Data excerpts:
----------------------------------------
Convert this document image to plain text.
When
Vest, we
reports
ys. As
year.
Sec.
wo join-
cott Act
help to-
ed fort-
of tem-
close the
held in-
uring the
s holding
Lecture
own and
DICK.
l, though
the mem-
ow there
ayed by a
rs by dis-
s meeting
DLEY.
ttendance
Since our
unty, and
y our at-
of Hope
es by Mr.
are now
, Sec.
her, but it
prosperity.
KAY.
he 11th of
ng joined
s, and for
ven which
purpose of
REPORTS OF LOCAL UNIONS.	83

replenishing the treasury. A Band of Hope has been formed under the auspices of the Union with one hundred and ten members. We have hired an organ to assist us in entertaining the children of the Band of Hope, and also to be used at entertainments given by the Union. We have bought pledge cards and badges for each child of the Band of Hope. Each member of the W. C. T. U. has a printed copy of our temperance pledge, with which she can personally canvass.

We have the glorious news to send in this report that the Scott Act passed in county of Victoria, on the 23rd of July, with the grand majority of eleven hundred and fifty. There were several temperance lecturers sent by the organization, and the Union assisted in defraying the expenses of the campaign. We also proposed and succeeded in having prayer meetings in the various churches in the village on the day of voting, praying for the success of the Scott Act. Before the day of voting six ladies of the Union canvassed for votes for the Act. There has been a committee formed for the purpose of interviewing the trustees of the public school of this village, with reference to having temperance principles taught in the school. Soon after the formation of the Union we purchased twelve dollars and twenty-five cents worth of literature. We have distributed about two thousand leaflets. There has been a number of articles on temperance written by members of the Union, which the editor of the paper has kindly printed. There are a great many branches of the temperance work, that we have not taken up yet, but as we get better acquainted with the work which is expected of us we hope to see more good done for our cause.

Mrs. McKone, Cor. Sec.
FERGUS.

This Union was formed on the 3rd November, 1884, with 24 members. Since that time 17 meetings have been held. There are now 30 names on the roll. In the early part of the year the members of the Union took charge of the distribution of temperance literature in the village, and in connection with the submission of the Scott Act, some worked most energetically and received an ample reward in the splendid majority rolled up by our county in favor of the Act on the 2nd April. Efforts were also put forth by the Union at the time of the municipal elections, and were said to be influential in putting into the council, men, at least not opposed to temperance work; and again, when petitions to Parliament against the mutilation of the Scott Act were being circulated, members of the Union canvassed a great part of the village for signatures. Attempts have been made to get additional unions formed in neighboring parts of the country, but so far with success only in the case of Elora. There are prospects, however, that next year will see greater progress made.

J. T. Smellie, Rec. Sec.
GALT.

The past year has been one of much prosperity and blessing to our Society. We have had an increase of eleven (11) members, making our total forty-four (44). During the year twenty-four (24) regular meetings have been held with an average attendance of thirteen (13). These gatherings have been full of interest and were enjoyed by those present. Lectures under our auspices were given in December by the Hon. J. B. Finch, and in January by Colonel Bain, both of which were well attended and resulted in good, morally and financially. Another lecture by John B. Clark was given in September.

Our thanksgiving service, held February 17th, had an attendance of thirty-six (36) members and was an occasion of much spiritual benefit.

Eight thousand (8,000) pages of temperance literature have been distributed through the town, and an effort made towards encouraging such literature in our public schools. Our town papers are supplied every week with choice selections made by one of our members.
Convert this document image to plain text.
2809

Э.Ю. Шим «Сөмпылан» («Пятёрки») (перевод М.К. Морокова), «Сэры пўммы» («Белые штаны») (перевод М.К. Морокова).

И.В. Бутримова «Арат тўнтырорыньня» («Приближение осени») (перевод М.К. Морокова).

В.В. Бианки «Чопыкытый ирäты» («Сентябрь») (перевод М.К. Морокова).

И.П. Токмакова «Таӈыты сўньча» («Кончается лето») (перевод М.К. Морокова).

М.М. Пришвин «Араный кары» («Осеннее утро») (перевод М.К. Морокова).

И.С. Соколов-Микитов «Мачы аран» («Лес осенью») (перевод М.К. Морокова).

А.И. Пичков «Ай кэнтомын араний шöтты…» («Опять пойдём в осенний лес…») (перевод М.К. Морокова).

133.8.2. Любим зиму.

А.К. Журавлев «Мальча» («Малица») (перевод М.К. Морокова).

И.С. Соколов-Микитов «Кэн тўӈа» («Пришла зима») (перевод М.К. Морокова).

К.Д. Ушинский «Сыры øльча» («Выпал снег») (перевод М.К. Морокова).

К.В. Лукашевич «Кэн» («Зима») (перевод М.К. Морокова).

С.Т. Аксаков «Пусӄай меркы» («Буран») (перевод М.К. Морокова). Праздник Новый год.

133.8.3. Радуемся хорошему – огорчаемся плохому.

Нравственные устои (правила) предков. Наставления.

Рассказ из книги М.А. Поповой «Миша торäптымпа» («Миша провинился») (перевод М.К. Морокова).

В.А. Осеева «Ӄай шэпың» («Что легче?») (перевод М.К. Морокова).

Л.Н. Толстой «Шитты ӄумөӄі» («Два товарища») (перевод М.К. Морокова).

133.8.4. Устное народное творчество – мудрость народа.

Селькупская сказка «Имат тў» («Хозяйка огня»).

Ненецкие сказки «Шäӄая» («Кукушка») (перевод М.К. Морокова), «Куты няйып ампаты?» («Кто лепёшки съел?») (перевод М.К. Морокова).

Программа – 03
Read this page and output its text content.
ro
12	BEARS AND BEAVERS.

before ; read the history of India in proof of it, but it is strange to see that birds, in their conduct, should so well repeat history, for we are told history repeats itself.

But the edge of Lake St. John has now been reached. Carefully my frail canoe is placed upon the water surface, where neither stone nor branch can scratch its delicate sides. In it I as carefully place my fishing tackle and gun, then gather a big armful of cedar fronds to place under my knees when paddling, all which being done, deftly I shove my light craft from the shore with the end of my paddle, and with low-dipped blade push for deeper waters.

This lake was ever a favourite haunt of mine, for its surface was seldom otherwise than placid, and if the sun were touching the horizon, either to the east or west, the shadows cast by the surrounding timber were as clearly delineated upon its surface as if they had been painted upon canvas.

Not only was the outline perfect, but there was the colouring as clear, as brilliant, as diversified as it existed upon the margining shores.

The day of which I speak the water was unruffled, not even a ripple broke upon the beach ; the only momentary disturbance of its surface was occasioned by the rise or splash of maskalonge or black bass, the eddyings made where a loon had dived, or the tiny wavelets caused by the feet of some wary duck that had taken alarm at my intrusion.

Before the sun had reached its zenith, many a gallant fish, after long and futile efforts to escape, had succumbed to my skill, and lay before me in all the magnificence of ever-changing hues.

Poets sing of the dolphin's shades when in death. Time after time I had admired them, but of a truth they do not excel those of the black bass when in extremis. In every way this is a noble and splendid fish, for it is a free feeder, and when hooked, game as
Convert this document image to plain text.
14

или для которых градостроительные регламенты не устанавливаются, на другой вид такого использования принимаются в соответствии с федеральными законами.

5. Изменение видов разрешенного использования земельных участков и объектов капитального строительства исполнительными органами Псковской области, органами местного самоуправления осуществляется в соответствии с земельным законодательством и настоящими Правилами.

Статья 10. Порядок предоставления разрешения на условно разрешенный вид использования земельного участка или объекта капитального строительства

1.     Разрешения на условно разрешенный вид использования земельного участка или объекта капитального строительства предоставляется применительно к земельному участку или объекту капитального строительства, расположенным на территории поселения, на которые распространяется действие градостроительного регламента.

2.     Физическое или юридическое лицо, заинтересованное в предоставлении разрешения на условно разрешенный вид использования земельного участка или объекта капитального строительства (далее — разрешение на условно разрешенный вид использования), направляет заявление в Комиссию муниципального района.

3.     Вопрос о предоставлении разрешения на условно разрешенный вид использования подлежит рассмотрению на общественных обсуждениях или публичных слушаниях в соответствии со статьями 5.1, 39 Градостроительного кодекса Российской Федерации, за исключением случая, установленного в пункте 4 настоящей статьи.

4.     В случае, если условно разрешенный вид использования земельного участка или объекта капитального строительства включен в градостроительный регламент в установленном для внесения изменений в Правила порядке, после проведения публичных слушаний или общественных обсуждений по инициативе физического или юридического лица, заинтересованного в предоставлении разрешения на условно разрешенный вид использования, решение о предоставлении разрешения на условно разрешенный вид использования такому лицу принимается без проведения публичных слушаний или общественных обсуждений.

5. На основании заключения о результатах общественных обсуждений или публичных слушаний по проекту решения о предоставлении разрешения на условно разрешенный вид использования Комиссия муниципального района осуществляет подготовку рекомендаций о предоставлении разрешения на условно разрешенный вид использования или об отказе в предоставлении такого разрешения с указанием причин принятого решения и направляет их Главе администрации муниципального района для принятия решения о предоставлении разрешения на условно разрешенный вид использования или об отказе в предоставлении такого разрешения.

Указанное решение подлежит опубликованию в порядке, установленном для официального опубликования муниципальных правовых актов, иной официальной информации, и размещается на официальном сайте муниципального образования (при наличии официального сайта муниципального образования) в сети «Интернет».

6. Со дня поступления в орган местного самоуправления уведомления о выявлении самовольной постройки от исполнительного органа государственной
----------------------------------------
- [Task prompt]: Copy each line that holds the word "made".

- [The answer]:
This Union was formed on the 3rd November, 1884, with 24 members. Since that time 17 meetings have been held. There are now 30 names on the roll. In the early part of the year the members of the Union took charge of the distribution of temperance literature in the village, and in connection with the submission of the Scott Act, some worked most energetically and received an ample reward in the splendid majority rolled up by our county in favor of the Act on the 2nd April. Efforts were also put forth by the Union at the time of the municipal elections, and were said to be influential in putting into the council, men, at least not opposed to temperance work; and again, when petitions to Parliament against the mutilation of the Scott Act were being circulated, members of the Union canvassed a great part of the village for signatures. Attempts have been made to get additional unions formed in neighboring parts of the country, but so far with success only in the case of Elora. There are prospects, however, that next year will see greater progress made.
Eight thousand (8,000) pages of temperance literature have been distributed through the town, and an effort made towards encouraging such literature in our public schools. Our town papers are supplied every week with choice selections made by one of our members.
The day of which I speak the water was unruffled, not even a ripple broke upon the beach ; the only momentary disturbance of its surface was occasioned by the rise or splash of maskalonge or black bass, the eddyings made where a loon had dived, or the tiny wavelets caused by the feet of some wary duck that had taken alarm at my intrusion.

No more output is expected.